Print each line exactly as it is given.

————

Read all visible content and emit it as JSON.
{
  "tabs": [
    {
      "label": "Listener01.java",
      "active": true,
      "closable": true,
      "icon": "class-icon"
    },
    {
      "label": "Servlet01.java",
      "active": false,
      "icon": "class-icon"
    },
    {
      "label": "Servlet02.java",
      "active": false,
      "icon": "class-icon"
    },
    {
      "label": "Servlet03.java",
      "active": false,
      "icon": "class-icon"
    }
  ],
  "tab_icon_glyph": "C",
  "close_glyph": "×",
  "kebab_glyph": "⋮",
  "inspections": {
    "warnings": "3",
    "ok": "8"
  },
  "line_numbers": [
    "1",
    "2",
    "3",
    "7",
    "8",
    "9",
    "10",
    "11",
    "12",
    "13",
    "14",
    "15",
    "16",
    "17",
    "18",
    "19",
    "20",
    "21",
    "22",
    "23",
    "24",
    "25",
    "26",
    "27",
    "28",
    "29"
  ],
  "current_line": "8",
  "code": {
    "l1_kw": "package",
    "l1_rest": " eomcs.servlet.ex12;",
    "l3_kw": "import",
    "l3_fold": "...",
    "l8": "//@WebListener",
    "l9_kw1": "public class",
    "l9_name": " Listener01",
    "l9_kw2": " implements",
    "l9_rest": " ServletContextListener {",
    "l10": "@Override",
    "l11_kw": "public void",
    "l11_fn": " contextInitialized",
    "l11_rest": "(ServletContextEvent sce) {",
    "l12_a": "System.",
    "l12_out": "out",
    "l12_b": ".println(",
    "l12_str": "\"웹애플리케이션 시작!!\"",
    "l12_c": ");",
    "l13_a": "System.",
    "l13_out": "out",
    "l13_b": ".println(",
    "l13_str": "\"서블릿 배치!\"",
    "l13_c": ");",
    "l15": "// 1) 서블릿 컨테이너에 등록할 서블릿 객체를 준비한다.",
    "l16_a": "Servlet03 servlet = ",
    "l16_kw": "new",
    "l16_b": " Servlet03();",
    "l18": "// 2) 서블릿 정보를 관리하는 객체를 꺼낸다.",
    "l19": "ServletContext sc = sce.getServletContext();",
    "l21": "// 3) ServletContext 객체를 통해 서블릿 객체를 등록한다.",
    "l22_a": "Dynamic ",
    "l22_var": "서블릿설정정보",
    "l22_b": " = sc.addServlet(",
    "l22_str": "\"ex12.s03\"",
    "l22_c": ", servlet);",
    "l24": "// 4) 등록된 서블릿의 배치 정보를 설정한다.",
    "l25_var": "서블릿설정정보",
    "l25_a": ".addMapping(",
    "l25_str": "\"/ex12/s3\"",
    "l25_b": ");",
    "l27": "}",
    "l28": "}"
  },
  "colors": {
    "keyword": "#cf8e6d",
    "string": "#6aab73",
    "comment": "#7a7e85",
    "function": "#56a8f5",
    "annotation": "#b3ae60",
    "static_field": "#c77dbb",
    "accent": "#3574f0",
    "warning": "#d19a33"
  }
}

————

» **Expected answer**:
Read all visible content and emit it as JSON.
{
  "tabs": [
    {
      "label": "Listener01.java",
      "active": true,
      "closable": true,
      "icon": "class-icon"
    },
    {
      "label": "Servlet01.java",
      "active": false,
      "icon": "class-icon"
    },
    {
      "label": "Servlet02.java",
      "active": false,
      "icon": "class-icon"
    },
    {
      "label": "Servlet03.java",
      "active": false,
      "icon": "class-icon"
    }
  ],
  "tab_icon_glyph": "C",
  "close_glyph": "×",
  "kebab_glyph": "⋮",
  "inspections": {
    "warnings": "3",
    "ok": "8"
  },
  "line_numbers": [
    "1",
    "2",
    "3",
    "7",
    "8",
    "9",
    "10",
    "11",
    "12",
    "13",
    "14",
    "15",
    "16",
    "17",
    "18",
    "19",
    "20",
    "21",
    "22",
    "23",
    "24",
    "25",
    "26",
    "27",
    "28",
    "29"
  ],
  "current_line": "8",
  "code": {
    "l1_kw": "package",
    "l1_rest": " eomcs.servlet.ex12;",
    "l3_kw": "import",
    "l3_fold": "...",
    "l8": "//@WebListener",
    "l9_kw1": "public class",
    "l9_name": " Listener01",
    "l9_kw2": " implements",
    "l9_rest": " ServletContextListener {",
    "l10": "@Override",
    "l11_kw": "public void",
    "l11_fn": " contextInitialized",
    "l11_rest": "(ServletContextEvent sce) {",
    "l12_a": "System.",
    "l12_out": "out",
    "l12_b": ".println(",
    "l12_str": "\"웹애플리케이션 시작!!\"",
    "l12_c": ");",
    "l13_a": "System.",
    "l13_out": "out",
    "l13_b": ".println(",
    "l13_str": "\"서블릿 배치!\"",
    "l13_c": ");",
    "l15": "// 1) 서블릿 컨테이너에 등록할 서블릿 객체를 준비한다.",
    "l16_a": "Servlet03 servlet = ",
    "l16_kw": "new",
    "l16_b": " Servlet03();",
    "l18": "// 2) 서블릿 정보를 관리하는 객체를 꺼낸다.",
    "l19": "ServletContext sc = sce.getServletContext();",
    "l21": "// 3) ServletContext 객체를 통해 서블릿 객체를 등록한다.",
    "l22_a": "Dynamic ",
    "l22_var": "서블릿설정정보",
    "l22_b": " = sc.addServlet(",
    "l22_str": "\"ex12.s03\"",
    "l22_c": ", servlet);",
    "l24": "// 4) 등록된 서블릿의 배치 정보를 설정한다.",
    "l25_var": "서블릿설정정보",
    "l25_a": ".addMapping(",
    "l25_str": "\"/ex12/s3\"",
    "l25_b": ");",
    "l27": "}",
    "l28": "}"
  },
  "colors": {
    "keyword": "#cf8e6d",
    "string": "#6aab73",
    "comment": "#7a7e85",
    "function": "#56a8f5",
    "annotation": "#b3ae60",
    "static_field": "#c77dbb",
    "accent": "#3574f0",
    "warning": "#d19a33"
  }
}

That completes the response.